* _Stored items from a collection_
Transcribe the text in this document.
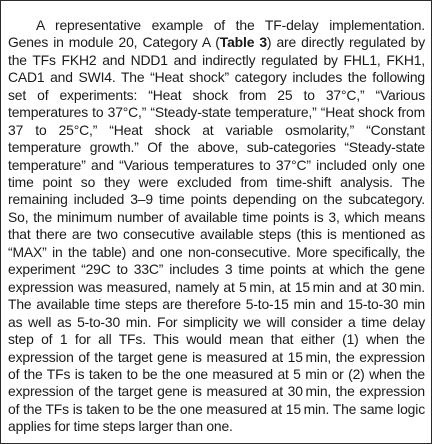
A representative example of the TF-delay implementation. Genes in module 20, Category A (Table 3) are directly regulated by the TFs FKH2 and NDD1 and indirectly regulated by FHL1, FKH1, CAD1 and SWI4. The “Heat shock” category includes the following set of experiments: “Heat shock from 25 to 37°C,” “Various temperatures to 37°C,” “Steady-state temperature,” “Heat shock from 37 to 25°C,” “Heat shock at variable osmolarity,” “Constant temperature growth.” Of the above, sub-categories “Steady-state temperature” and “Various temperatures to 37°C” included only one time point so they were excluded from time-shift analysis. The remaining included 3–9 time points depending on the subcategory. So, the minimum number of available time points is 3, which means that there are two consecutive available steps (this is mentioned as “MAX” in the table) and one non-consecutive. More specifically, the experiment “29C to 33C” includes 3 time points at which the gene expression was measured, namely at 5 min, at 15 min and at 30 min. The available time steps are therefore 5-to-15 min and 15-to-30 min as well as 5-to-30 min. For simplicity we will consider a time delay step of 1 for all TFs. This would mean that either (1) when the expression of the target gene is measured at 15 min, the expression of the TFs is taken to be the one measured at 5 min or (2) when the expression of the target gene is measured at 30 min, the expression of the TFs is taken to be the one measured at 15 min. The same logic applies for time steps larger than one.
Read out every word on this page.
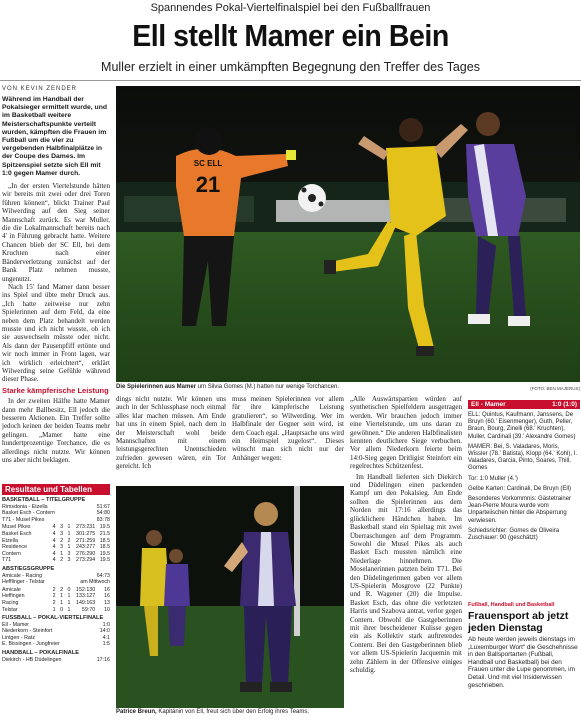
Spannendes Pokal-Viertelfinalspiel bei den Fußballfrauen
Ell stellt Mamer ein Bein
Muller erzielt in einer umkämpften Begegnung den Treffer des Tages
VON KEVIN ZENDER

Während im Handball der Pokalsieger ermittelt wurde, und im Basketball weitere Meisterschaftspunkte verteilt wurden, kämpften die Frauen im Fußball um die vier zu vergebenden Halbfinalplätze in der Coupe des Dames. Im Spitzenspiel setzte sich Ell mit 1:0 gegen Mamer durch.

„In der ersten Viertelstunde hätten wir bereits mit zwei oder drei Toren führen können“, blickt Trainer Paul Wilwerding auf den Sieg seiner Mannschaft zurück. Es war Muller, die die Lokalmannschaft bereits nach 4' in Führung gebracht hatte. Weitere Chancen blieb der SC Ell, bei dem Kruchten nach einer Bänderverletzung zunächst auf der Bank Platz nehmen musste, ungenutzt.

Nach 15' fand Mamer dann besser ins Spiel und übte mehr Druck aus. „Ich hatte zeitweise nur zehn Spielerinnen auf dem Feld, da eine neben dem Platz behandelt werden musste und ich nicht wusste, ob ich sie auswechseln müsste oder nicht. Als dann der Pausenpfiff ertönte und wir noch immer in Front lagen, war ich wirklich erleichtert“, erklärt Wilwerding seine Gefühle während dieser Phase.

Starke kämpferische Leistung

In der zweiten Hälfte hatte Mamer dann mehr Ballbesitz, Ell jedoch die besseren Aktionen. Ein Treffer sollte jedoch keinen der beiden Teams mehr gelingen. „Mamer hatte eine hundertprozentige Torchance, die es allerdings nicht nutzte. Wir können uns aber nicht beklagen.

21
SC ELL
Die Spielerinnen aus Mamer um Silvia Gomes (M.) hatten nur wenige Torchancen.	(FOTO: BEN MAJERUS)

dings nicht nutzte. Wir können uns auch in der Schlussphase noch einmal alles klar machen müssen. Am Ende hat uns in einem Spiel, nach dem in der Meisterschaft wohl beide Mannschaften mit einem leistungsgerechten Unentschieden zufrieden gewesen wären, ein Tor gereicht. Ich

muss meinen Spielerinnen vor allem für ihre kämpferische Leistung gratulieren“, so Wilwerding. Wer im Halbfinale der Gegner sein wird, ist dem Coach egal. „Hauptsache uns wird ein Heimspiel zugelost“. Dieses wünscht man sich nicht nur der Anhänger wegen:

„Alle Auswärtspartien würden auf synthetischen Spielfeldern ausgetragen werden. Wir brauchen jedoch immer eine Viertelstunde, um uns daran zu gewöhnen.“ Die anderen Halbfinalisten kennten deutlichere Siege verbuchen. Vor allem Niederkorn feierte beim 14:0-Sieg gegen Dritligist Steinfort ein regelrechtes Schützenfest.

Im Handball lieferten sich Diekirch und Düdelingen einen packenden Kampf um den Pokalsieg. Am Ende sollten die Spielerinnen aus dem Norden mit 17:16 allerdings das glücklichere Händchen haben. Im Basketball stand ein Spieltag mit zwei Überraschungen auf dem Programm. Sowohl die Musel Pikes als auch Basket Esch mussten nämlich eine Niederlage hinnehmen. Die Moselanerinnen patzten beim T71. Bei den Düdelingerinnen gaben vor allem US-Spielerin Mosgrove (22 Punkte) und R. Wagener (20) die Impulse. Basket Esch, das ohne die verletzten Harris und Szabova antrat, verlor gegen Contern. Obwohl die Gastgeberinnen mit ihrer bescheidener Kulisse gegen ein als Kollektiv stark auftretendes Contern. Bei den Gastgeberinnen blieb vor allem US-Spielerin Jacquemin mit zehn Zählern in der Offensive einiges schuldig.

Resultate und Tabellen
BASKETBALL – TITELGRUPPE
Rimsdonia - Etzella	51:67
Basket Esch - Contern	54:80
T71 - Musel Pikes	83:78
Musel Pikes	4 3 1	273:231 19.5
Basket Esch	4 3 1	301:275 21.5
Etzella	4 2 2	271:259 18.5
Residence	4 3 1	243:277 18.5
Contern	4 1 3	276:290 19.5
T71	4 2 3	273:294 19.5
ABSTIEGSGRUPPE
Amicale - Racing	64:73
Hefflinger - Telstar	am Mittwoch
Amicale	2 2 0	152:130	16
Heffingen	2 1 1	133:127	16
Racing	2 1 1	149:163	13
Telstar	1 0 1	59:70	10
FUSSBALL – POKAL-VIERTELFINALE
Ell - Mamer	1:0
Niederkorn - Steinfort	14:0
Lintgen - Ratz	4:1
E. Bissingen - Jungfreier	1:5
HANDBALL – POKALFINALE
Diekirch - HB Düdelingen	17:16
Patrice Breun, Kapitänin von Ell, freut sich über den Erfolg ihres Teams.
Ell - Mamer	1:0 (1:0)

ELL: Quintus, Kaufmann, Janssens, De Bruyn (60.' Eisenmenger), Guth, Peller, Braun, Bourg, Zinelli (68.' Kruchten), Muller, Cardinali (39.' Alexandre Gomes)

MAMER: Bei, S. Valadares, Moris, Wissler (78.' Batista), Klopp (64.' Kohl), I. Valadares, Garcia, Pinto, Soares, Thill, Gomes

Tor: 1:0 Muller (4.')

Gelbe Karten: Cardinali, De Bruyn (Ell)

Besonderes Vorkommnis: Gästetrainer Jean-Pierre Moura wurde vom Unparteiischen hinter die Absperrung verwiesen.

Schiedsrichter: Gomes de Oliveira

Zuschauer: 90 (geschätzt)

Fußball, Handball und Basketball
Frauensport ab jetzt jeden Dienstag
Ab heute werden jeweils dienstags im „Luxemburger Wort“ die Geschehnisse in den Ballsportarten (Fußball, Handball und Basketball) bei den Frauen unter die Lupe genommen, im Detail. Und mit viel Insiderwissen geschrieben.
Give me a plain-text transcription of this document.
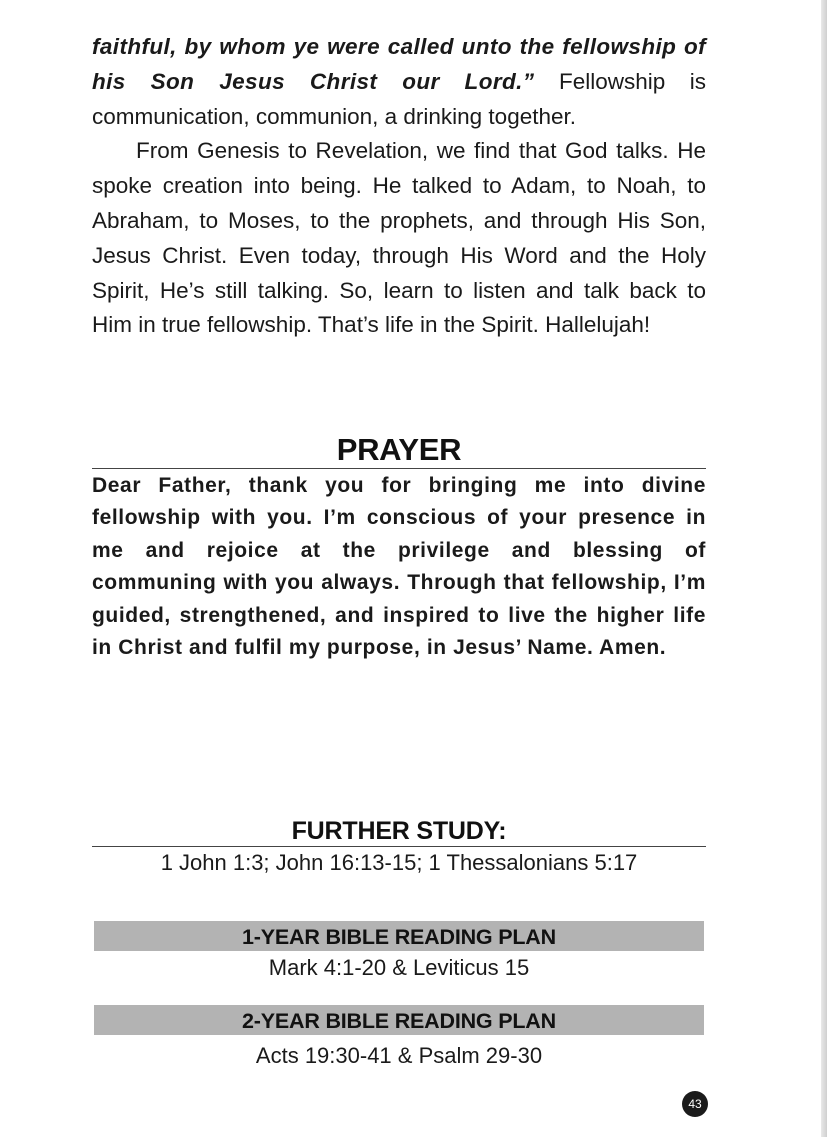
faithful, by whom ye were called unto the fellowship of his Son Jesus Christ our Lord.” Fellowship is communication, communion, a drinking together.

From Genesis to Revelation, we find that God talks. He spoke creation into being. He talked to Adam, to Noah, to Abraham, to Moses, to the prophets, and through His Son, Jesus Christ. Even today, through His Word and the Holy Spirit, He’s still talking. So, learn to listen and talk back to Him in true fellowship. That’s life in the Spirit. Hallelujah!

PRAYER

Dear Father, thank you for bringing me into divine fellowship with you. I’m conscious of your presence in me and rejoice at the privilege and blessing of communing with you always. Through that fellowship, I’m guided, strengthened, and inspired to live the higher life in Christ and fulfil my purpose, in Jesus’ Name. Amen.

FURTHER STUDY:
1 John 1:3; John 16:13-15; 1 Thessalonians 5:17
1-YEAR BIBLE READING PLAN
Mark 4:1-20 & Leviticus 15
2-YEAR BIBLE READING PLAN
Acts 19:30-41 & Psalm 29-30
43
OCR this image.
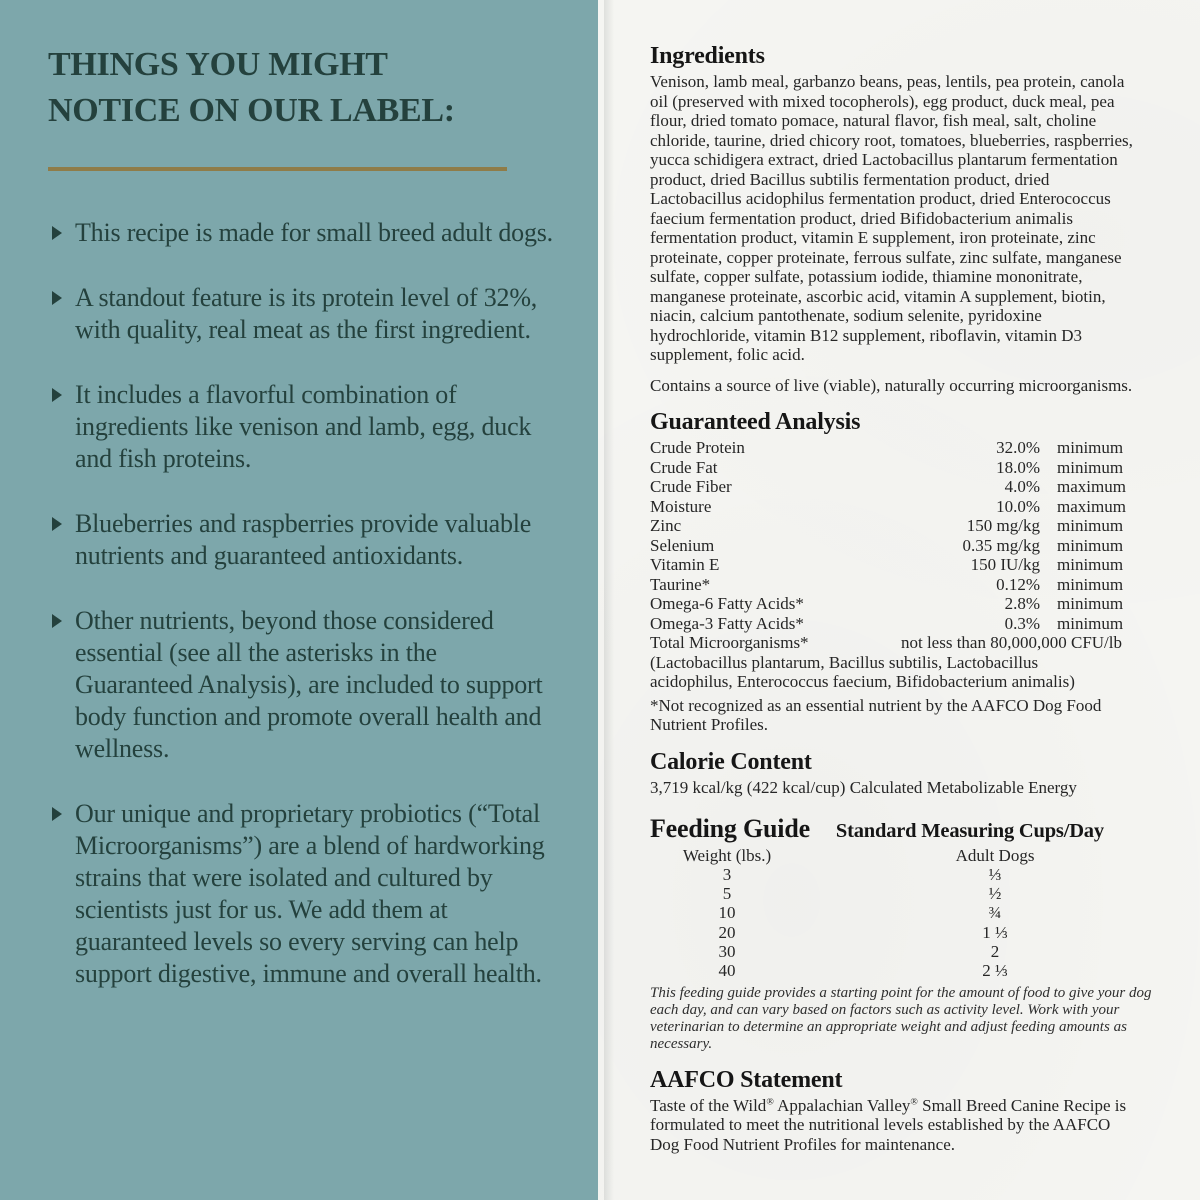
THINGS YOU MIGHT
NOTICE ON OUR LABEL:
This recipe is made for small breed adult dogs.
A standout feature is its protein level of 32%, with quality, real meat as the first ingredient.
It includes a flavorful combination of ingredients like venison and lamb, egg, duck and fish proteins.
Blueberries and raspberries provide valuable nutrients and guaranteed antioxidants.
Other nutrients, beyond those considered essential (see all the asterisks in the Guaranteed Analysis), are included to support body function and promote overall health and wellness.
Our unique and proprietary probiotics (“Total Microorganisms”) are a blend of hardworking strains that were isolated and cultured by scientists just for us. We add them at guaranteed levels so every serving can help support digestive, immune and overall health.
Ingredients

Venison, lamb meal, garbanzo beans, peas, lentils, pea protein, canola oil (preserved with mixed tocopherols), egg product, duck meal, pea flour, dried tomato pomace, natural flavor, fish meal, salt, choline chloride, taurine, dried chicory root, tomatoes, blueberries, raspberries, yucca schidigera extract, dried Lactobacillus plantarum fermentation product, dried Bacillus subtilis fermentation product, dried Lactobacillus acidophilus fermentation product, dried Enterococcus faecium fermentation product, dried Bifidobacterium animalis fermentation product, vitamin E supplement, iron proteinate, zinc proteinate, copper proteinate, ferrous sulfate, zinc sulfate, manganese sulfate, copper sulfate, potassium iodide, thiamine mononitrate, manganese proteinate, ascorbic acid, vitamin A supplement, biotin, niacin, calcium pantothenate, sodium selenite, pyridoxine hydrochloride, vitamin B12 supplement, riboflavin, vitamin D3 supplement, folic acid.

Contains a source of live (viable), naturally occurring microorganisms.

Guaranteed Analysis
Crude Protein	32.0%	minimum
Crude Fat	18.0%	minimum
Crude Fiber	4.0%	maximum
Moisture	10.0%	maximum
Zinc	150 mg/kg	minimum
Selenium	0.35 mg/kg	minimum
Vitamin E	150 IU/kg	minimum
Taurine*	0.12%	minimum
Omega-6 Fatty Acids*	2.8%	minimum
Omega-3 Fatty Acids*	0.3%	minimum
Total Microorganisms*	not less than 80,000,000 CFU/lb

(Lactobacillus plantarum, Bacillus subtilis, Lactobacillus acidophilus, Enterococcus faecium, Bifidobacterium animalis)

*Not recognized as an essential nutrient by the AAFCO Dog Food Nutrient Profiles.

Calorie Content

3,719 kcal/kg (422 kcal/cup) Calculated Metabolizable Energy

Feeding Guide Standard Measuring Cups/Day
Weight (lbs.)	Adult Dogs
3	⅓
5	½
10	¾
20	1 ⅓
30	2
40	2 ⅓

This feeding guide provides a starting point for the amount of food to give your dog each day, and can vary based on factors such as activity level. Work with your veterinarian to determine an appropriate weight and adjust feeding amounts as necessary.

AAFCO Statement

Taste of the Wild® Appalachian Valley® Small Breed Canine Recipe is formulated to meet the nutritional levels established by the AAFCO Dog Food Nutrient Profiles for maintenance.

* _ABOUT THIS TASK_
The answer must be a single number: how many lines of the entries contain "health".

* _RESULT_
2